| REQUIREMENT 1 |
Write down the passage of the shortest-path solution text from "vector<int> computeDistance(vector<vector<pair<int, int>>>&" to "not reachable initially.", word for word.

| DOCUMENT SEGMENT |
---------------

Therefore, the minimum time taken to reach all the cities is 4 , which is the answer to the test case.

Solution

We can easily represent this problem using a graph where each city will correspond to one node. If city B is reachable from city A , there will be a directed edge from A to B with edge weight equal to the time taken to reach city B

The minimum amount of time taken to reach a particular city i from city k is the minimum distance of city i from city k . Therefore, assuming that all the cities are reachable, the minimum amount of time it takes to reach all the cities will the time taken to reach the farthest city. This is a classic case of Single source shortest path algorithm and can be solved using Dijkstra’s algorithm. Take a look at the code below:

Implementation

#include <iostream>
#include <vector>
#include <queue>
#include <climits>
using namespace std;

// Implementation of Dijkstra's algorithm algorithm.
vector<int> computeDistance(vector<vector<pair<int, int>>>& graph, int k) {
    // dist stores the distance to each node.
    vector<int> dist(graph.size());
    // Initializing the distance array to inifinity (INT_MAX) as every node is not reachable initially.

---------------

| REQUIREMENT 2 |
Swap "line-number" for "gutter-label" in the entries from the line with "454, 1022, 471]" to the line with "289, 44, 304]". Return only those lines, with everything else left as is.

---------------

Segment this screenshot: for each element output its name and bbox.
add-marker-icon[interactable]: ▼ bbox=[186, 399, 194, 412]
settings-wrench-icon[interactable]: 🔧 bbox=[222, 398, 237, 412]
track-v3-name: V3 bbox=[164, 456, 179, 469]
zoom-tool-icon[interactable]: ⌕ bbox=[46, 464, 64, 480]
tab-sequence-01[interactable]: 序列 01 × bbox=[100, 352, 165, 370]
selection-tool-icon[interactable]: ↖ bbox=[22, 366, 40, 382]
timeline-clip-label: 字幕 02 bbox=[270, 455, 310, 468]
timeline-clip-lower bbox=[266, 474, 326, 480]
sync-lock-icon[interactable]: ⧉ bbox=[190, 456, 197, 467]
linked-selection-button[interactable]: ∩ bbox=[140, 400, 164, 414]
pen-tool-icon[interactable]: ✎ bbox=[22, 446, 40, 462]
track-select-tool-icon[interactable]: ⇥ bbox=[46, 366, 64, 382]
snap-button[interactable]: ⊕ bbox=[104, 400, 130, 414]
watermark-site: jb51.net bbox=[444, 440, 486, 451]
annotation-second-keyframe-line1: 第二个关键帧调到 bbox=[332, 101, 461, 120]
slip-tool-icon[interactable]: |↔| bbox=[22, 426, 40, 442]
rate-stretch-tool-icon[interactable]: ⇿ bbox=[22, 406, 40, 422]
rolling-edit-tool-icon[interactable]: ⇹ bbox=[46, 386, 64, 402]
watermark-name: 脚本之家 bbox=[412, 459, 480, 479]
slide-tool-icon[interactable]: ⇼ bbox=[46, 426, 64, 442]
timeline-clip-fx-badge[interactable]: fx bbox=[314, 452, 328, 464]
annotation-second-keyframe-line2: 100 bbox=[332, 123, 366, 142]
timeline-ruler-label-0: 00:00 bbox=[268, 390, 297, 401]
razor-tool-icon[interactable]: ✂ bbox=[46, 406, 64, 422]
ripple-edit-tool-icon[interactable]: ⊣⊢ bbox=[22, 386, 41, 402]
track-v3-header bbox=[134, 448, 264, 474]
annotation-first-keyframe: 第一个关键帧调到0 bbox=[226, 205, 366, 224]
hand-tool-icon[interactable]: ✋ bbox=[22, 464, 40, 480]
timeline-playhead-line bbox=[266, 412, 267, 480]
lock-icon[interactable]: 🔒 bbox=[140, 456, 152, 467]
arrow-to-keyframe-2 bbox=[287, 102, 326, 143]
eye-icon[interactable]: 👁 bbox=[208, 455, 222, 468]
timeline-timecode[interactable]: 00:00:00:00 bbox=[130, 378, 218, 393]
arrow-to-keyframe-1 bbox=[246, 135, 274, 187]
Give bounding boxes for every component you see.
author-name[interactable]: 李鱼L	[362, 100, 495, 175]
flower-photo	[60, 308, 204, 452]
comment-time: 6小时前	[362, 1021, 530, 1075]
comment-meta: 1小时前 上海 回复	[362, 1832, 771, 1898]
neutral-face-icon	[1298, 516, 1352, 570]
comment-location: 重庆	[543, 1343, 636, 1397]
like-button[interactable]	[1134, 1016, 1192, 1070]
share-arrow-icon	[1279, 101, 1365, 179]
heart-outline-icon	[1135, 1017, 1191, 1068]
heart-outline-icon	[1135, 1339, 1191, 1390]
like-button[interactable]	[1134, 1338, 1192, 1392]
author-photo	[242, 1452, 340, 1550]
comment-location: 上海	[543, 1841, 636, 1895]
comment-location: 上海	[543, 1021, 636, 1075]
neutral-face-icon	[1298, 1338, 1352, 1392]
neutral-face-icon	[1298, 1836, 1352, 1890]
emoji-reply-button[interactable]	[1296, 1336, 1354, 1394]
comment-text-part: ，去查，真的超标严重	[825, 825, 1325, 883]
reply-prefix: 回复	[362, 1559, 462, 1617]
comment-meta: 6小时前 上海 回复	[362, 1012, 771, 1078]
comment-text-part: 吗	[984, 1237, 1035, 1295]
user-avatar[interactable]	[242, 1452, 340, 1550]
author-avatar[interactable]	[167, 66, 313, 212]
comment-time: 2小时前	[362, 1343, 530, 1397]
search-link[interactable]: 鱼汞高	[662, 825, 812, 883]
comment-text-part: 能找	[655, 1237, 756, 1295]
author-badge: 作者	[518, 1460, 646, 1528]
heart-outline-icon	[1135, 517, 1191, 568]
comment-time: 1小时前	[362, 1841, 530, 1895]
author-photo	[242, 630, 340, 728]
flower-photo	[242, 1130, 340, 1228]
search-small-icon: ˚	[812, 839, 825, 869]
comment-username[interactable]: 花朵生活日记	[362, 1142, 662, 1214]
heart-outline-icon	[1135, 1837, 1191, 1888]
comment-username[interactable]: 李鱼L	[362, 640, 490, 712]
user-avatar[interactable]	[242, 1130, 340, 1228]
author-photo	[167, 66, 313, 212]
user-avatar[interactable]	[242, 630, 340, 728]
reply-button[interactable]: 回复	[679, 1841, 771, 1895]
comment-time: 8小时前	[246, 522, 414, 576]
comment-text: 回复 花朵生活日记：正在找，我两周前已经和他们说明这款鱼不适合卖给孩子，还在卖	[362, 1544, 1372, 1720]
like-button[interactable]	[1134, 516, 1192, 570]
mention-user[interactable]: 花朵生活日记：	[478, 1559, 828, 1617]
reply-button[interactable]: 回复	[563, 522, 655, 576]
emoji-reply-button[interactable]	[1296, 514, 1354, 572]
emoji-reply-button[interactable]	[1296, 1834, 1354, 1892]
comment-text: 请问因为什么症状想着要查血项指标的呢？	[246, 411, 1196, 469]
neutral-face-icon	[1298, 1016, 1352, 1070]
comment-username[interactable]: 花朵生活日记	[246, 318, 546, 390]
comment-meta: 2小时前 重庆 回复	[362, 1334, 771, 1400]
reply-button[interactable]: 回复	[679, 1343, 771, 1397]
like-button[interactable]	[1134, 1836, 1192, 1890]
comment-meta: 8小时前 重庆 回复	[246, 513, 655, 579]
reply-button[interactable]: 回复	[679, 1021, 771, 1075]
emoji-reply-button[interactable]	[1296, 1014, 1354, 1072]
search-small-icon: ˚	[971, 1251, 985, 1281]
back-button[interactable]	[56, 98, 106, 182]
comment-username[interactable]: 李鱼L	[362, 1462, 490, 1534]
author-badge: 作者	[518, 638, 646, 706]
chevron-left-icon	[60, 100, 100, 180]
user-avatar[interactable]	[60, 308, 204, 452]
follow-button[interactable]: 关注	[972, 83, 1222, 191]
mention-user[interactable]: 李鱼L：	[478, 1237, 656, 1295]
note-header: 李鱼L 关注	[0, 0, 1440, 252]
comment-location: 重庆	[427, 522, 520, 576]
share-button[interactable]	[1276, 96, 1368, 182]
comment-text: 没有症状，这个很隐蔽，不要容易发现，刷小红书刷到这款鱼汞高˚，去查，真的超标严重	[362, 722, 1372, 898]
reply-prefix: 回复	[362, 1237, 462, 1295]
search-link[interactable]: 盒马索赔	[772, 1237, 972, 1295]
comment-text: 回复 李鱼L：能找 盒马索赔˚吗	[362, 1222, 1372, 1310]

---------------

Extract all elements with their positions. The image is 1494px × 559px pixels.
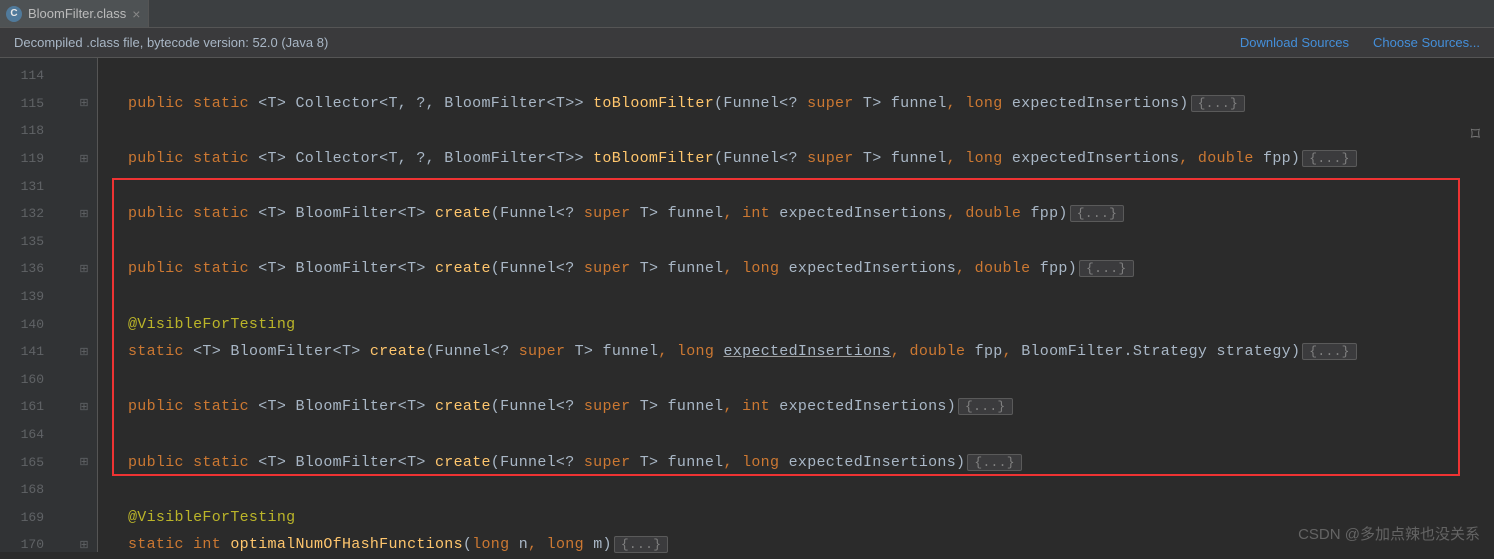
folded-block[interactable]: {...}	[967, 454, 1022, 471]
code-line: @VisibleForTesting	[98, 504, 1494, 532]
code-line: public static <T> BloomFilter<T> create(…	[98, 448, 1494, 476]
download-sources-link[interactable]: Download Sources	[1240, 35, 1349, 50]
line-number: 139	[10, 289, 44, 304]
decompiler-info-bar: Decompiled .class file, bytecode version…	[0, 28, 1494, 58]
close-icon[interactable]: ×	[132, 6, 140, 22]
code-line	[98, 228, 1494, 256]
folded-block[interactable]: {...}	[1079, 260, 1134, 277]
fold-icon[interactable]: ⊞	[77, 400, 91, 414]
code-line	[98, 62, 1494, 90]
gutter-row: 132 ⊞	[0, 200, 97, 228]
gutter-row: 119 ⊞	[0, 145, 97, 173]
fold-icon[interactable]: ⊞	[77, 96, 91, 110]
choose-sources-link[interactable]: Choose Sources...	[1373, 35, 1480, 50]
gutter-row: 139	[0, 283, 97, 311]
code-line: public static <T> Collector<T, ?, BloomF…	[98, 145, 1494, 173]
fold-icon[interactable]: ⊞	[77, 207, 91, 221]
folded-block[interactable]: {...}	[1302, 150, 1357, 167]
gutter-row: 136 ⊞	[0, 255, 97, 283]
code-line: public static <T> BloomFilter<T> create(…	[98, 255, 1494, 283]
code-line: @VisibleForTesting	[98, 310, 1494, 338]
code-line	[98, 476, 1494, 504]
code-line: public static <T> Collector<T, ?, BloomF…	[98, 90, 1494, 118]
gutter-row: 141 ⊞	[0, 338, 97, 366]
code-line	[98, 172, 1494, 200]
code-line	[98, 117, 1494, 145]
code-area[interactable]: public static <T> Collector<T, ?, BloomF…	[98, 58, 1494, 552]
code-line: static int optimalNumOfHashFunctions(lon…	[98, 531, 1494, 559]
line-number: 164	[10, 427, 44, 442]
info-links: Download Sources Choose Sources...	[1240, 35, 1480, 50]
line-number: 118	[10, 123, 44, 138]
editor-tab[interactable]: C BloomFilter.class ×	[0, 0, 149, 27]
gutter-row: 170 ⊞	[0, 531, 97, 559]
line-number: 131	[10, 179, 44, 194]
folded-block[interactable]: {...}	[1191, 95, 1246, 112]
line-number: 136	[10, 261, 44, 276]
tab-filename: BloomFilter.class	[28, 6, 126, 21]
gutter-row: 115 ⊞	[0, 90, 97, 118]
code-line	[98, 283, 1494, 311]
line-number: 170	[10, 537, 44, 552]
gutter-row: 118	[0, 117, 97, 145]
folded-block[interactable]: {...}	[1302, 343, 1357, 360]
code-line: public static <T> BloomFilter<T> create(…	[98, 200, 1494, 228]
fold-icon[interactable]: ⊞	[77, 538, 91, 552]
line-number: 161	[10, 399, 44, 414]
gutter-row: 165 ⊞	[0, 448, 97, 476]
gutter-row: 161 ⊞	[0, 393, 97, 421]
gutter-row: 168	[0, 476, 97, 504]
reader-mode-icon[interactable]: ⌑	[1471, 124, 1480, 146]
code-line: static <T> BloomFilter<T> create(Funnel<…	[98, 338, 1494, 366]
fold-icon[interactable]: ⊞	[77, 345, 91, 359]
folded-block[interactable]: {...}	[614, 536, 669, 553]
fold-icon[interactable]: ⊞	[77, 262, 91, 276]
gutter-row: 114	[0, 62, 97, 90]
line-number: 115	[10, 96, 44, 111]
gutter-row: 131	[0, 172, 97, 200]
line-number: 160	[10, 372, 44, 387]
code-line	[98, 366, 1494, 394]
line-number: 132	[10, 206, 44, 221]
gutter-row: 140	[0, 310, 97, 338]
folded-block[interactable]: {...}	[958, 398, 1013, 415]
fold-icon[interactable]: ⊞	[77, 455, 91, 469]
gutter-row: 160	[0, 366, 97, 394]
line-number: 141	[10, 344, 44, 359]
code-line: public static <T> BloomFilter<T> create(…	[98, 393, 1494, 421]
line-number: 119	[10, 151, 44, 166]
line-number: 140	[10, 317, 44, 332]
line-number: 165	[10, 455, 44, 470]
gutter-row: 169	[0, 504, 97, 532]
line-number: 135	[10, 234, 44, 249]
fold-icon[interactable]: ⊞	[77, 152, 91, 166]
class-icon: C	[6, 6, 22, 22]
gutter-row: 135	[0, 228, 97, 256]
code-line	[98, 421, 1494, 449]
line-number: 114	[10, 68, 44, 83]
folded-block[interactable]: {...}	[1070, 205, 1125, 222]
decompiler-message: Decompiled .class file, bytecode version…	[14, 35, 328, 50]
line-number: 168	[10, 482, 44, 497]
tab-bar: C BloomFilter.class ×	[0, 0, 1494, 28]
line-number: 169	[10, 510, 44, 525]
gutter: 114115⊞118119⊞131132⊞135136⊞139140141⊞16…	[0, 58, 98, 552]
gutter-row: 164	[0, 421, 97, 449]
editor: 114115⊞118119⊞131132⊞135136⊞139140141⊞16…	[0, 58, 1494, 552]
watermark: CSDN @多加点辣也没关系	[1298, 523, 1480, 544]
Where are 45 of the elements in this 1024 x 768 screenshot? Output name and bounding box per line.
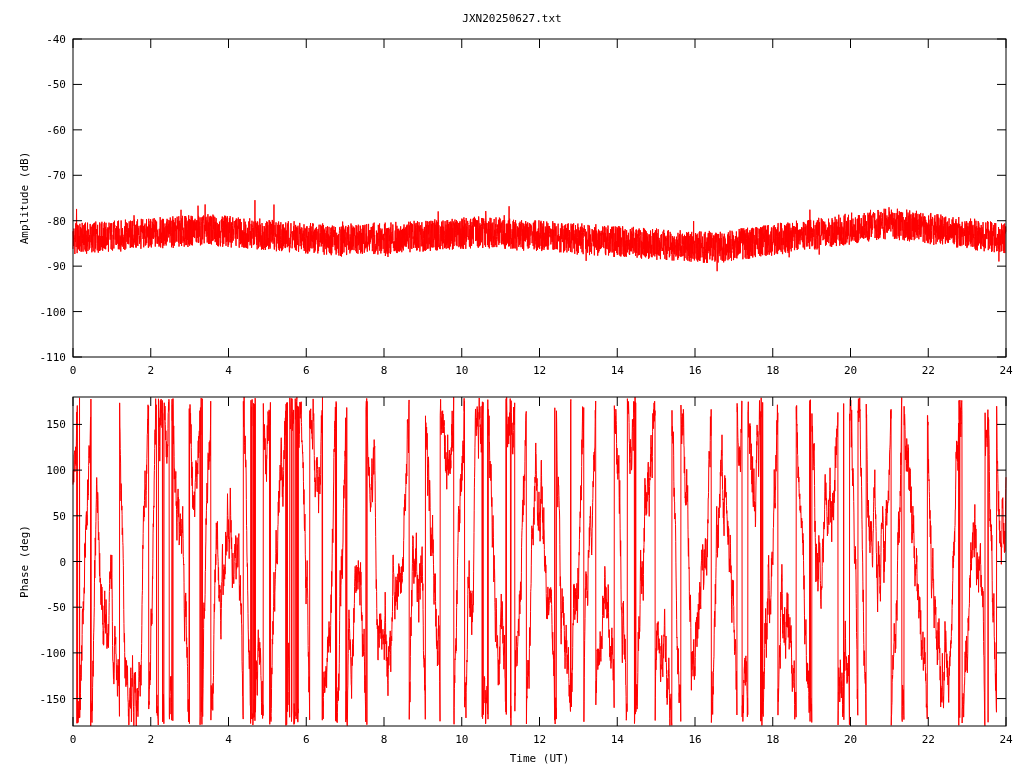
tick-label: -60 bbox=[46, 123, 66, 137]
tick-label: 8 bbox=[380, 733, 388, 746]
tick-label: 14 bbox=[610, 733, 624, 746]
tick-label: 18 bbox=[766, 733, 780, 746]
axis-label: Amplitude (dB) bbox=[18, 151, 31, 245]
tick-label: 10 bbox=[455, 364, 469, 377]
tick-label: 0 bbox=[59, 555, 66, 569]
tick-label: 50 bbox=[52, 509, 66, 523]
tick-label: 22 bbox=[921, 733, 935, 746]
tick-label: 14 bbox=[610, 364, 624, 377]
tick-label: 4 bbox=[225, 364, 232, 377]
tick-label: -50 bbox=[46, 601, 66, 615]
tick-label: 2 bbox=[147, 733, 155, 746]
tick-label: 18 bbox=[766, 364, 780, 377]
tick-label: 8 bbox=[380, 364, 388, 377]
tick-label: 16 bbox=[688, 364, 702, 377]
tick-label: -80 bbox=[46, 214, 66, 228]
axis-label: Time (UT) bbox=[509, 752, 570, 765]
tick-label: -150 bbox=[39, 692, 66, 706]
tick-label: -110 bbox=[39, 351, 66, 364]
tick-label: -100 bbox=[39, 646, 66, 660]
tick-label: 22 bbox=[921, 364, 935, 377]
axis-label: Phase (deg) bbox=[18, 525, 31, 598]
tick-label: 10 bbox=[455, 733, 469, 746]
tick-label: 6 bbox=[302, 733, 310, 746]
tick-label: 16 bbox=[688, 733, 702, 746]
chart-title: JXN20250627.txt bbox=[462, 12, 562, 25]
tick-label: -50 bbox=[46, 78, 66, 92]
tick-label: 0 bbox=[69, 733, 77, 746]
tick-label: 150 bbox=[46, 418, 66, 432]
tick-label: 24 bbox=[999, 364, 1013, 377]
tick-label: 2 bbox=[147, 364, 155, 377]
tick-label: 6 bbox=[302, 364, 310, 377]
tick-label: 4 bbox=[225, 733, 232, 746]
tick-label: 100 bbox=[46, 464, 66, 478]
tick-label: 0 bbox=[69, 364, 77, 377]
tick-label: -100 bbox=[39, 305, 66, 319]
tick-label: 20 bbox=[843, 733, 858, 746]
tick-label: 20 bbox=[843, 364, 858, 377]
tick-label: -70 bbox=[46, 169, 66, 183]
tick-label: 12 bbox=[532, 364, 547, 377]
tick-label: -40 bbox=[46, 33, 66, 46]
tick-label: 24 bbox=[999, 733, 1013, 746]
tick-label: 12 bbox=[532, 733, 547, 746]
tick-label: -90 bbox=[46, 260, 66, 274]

---------------

| FULL RESPONSE 1 |
vector<int> computeDistance(vector<vector<pair<int, int>>>& graph, int k) {
    // dist stores the distance to each node.
    vector<int> dist(graph.size());
    // Initializing the distance array to inifinity (INT_MAX) as every node is not reachable initially.

| FULL RESPONSE 2 |
folded-block[interactable]: {...}	[967, 454, 1022, 471]
code-line: @VisibleForTesting	[98, 504, 1494, 532]
code-line: public static <T> BloomFilter<T> create(…	[98, 448, 1494, 476]
download-sources-link[interactable]: Download Sources	[1240, 35, 1349, 50]
gutter-label: 139	[10, 289, 44, 304]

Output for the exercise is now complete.